Texto de apoio:
-- -- --

A partir de 1841, já como
proprietário de seu próprio circo, Pablo construiu uma reputação sem
precedentes. Era um acrobata exímio, mas também um empresário visionário, cuja
troupe percorria cidades e vilas, levando cultura e diversão a diferentes
camadas sociais. O “Circo Real de Pablo Fanque” tornou-se sinônimo de
profissionalismo e filantropia.
Um coração fraternal
Muito antes das políticas
públicas de assistência social, Pablo Fanque atuava como um verdadeiro
benfeitor. Seus circos frequentemente realizavam eventos beneficentes em prol
de artistas doentes, viúvas, órfãos e trabalhadores em dificuldade.
Em 1857, organizou um
espetáculo para ajudar a família do palhaço Tom Barry, falecido recentemente. O
evento foi anunciado como “um benefício maçônico”, demonstrando a ligação
simbólica entre as práticas de Pablo e os valores fraternais das lojas maçônicas.

-- -- --

Dados disponíveis:
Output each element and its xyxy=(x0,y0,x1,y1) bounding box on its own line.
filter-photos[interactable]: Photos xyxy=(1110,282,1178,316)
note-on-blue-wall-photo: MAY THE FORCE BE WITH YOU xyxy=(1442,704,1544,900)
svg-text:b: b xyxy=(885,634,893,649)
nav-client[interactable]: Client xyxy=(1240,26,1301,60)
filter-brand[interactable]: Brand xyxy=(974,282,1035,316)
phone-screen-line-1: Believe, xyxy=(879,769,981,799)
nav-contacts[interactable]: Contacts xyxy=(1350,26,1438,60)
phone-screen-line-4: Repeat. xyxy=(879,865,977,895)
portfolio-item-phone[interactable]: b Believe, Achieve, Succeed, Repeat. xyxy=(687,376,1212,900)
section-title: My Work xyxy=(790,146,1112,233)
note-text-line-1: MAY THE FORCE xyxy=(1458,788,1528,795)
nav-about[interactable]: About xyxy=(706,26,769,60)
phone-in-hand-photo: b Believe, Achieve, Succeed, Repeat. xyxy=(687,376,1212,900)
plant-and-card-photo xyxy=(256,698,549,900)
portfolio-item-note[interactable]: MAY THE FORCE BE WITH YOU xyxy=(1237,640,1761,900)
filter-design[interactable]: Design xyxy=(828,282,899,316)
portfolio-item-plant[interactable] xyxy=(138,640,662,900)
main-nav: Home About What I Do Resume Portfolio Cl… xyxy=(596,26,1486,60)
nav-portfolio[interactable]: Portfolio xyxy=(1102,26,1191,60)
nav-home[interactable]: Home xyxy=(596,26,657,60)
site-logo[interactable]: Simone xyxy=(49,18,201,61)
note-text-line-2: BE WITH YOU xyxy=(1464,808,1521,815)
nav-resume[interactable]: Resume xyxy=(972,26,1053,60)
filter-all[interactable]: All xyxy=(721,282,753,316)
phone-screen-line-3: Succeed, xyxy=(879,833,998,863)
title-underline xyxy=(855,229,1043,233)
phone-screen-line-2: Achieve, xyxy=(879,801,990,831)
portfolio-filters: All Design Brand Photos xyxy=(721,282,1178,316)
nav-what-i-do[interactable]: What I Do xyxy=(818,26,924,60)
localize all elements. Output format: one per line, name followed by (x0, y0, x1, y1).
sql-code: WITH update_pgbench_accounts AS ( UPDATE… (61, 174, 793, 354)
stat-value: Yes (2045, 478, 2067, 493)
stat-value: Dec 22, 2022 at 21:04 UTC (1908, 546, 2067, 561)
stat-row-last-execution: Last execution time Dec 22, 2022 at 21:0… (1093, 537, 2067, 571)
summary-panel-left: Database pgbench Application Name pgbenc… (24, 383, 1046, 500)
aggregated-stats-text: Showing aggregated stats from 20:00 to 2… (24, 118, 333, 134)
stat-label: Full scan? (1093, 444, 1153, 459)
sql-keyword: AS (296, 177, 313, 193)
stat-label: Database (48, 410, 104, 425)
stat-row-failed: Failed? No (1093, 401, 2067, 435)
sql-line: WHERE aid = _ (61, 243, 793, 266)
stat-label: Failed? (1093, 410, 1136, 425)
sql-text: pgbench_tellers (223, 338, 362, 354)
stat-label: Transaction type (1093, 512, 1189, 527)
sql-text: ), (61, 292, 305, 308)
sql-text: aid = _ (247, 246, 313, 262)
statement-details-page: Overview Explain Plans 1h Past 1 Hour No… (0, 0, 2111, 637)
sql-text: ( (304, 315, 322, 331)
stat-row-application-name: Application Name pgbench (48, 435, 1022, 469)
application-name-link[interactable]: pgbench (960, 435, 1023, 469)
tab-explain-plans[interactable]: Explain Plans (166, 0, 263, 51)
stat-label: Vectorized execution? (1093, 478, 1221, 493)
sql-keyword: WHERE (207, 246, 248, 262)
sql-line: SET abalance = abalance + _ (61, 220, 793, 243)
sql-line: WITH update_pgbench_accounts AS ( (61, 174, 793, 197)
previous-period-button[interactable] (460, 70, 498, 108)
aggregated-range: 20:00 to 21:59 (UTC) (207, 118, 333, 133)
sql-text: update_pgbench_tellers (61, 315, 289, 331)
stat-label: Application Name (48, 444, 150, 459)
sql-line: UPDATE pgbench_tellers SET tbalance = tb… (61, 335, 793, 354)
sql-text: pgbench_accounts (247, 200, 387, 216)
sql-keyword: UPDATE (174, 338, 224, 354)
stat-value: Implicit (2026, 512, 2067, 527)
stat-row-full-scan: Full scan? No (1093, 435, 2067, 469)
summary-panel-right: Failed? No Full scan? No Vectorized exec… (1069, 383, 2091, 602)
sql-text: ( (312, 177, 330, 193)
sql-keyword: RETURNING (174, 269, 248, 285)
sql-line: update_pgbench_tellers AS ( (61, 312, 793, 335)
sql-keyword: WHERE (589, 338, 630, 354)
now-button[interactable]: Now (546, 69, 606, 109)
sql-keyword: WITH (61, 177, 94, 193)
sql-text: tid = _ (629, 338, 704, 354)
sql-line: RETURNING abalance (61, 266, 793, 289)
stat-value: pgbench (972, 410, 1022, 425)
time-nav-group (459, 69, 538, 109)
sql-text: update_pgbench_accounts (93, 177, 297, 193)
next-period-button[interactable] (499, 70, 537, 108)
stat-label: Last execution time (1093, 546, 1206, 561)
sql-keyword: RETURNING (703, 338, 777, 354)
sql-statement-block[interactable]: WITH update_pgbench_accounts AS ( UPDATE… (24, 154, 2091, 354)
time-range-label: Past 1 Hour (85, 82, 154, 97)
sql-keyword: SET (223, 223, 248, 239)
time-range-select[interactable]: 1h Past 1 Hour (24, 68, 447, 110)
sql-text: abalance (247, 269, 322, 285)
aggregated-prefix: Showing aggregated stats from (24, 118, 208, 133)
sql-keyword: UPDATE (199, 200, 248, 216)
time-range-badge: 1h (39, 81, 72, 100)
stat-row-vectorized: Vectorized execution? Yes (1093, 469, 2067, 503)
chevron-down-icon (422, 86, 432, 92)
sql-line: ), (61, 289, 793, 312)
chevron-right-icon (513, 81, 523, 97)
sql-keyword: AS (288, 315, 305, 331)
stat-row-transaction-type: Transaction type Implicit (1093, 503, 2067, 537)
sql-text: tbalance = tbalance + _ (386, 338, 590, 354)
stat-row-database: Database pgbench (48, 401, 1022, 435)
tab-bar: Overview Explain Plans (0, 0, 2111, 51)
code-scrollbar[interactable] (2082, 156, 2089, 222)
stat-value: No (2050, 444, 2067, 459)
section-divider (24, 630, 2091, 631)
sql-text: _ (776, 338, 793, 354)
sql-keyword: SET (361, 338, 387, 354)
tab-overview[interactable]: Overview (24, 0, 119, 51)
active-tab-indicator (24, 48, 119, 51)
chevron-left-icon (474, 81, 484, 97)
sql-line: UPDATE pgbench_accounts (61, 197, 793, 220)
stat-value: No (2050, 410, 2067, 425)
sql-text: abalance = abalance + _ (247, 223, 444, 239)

-- -- --

Tarefas propostas:
1/ Reescreva em forma de lista o parágrafo do texto sobre Pablo Fanque que começa com "Muito antes das políticas públicas". Mantenha os fatos principais.
2/ Prossiga o texto sobre Pablo Fanque a partir da última frase apresentada.

Respostas em ordem:
1/
- Antes das políticas públicas de assistência social, Pablo Fanque já agia como benfeitor.
- Seus circos promoviam com frequência eventos beneficentes.
- Os beneficiados eram artistas doentes, viúvas, órfãos e trabalhadores em dificuldade.

2/
Essas ações não eram isoladas.
Eram parte de uma rede de sociedades amigáveis que, à semelhança das ordens
maçônicas, reuniam homens de diversas profissões para praticar a solidariedade.
Nessas associações — conhecidas como “friendly societies” — os membros
contribuíam regularmente com pequenas quantias para garantir auxílio mútuo em
caso de doença, acidente ou morte.
Os Pastores Antigos: uma
fraternidade inspirada na Maçonaria
A Ordem dos Antigos Pastores
(Shepherds Friendly Society) foi fundada em 1826, na Inglaterra, e tinha como
lema “aliviar os doentes, enterrar os mortos e ajudar uns aos outros em todas
as aflições inevitáveis da vida”.
Inspirada na simbologia cristã
e maçônica, a sociedade possuía rituais, lojas locais e trajes cerimoniais,
muito semelhantes aos dos maçons. Seu ideal de “paz e boa vontade para com toda
a raça humana” refletia o mesmo espírito universalista que norteava a Maçonaria
especulativa do século XVIII.
Fanque não apenas era membro
ativo da Ordem, mas exemplificava seus princípios através de sua própria vida.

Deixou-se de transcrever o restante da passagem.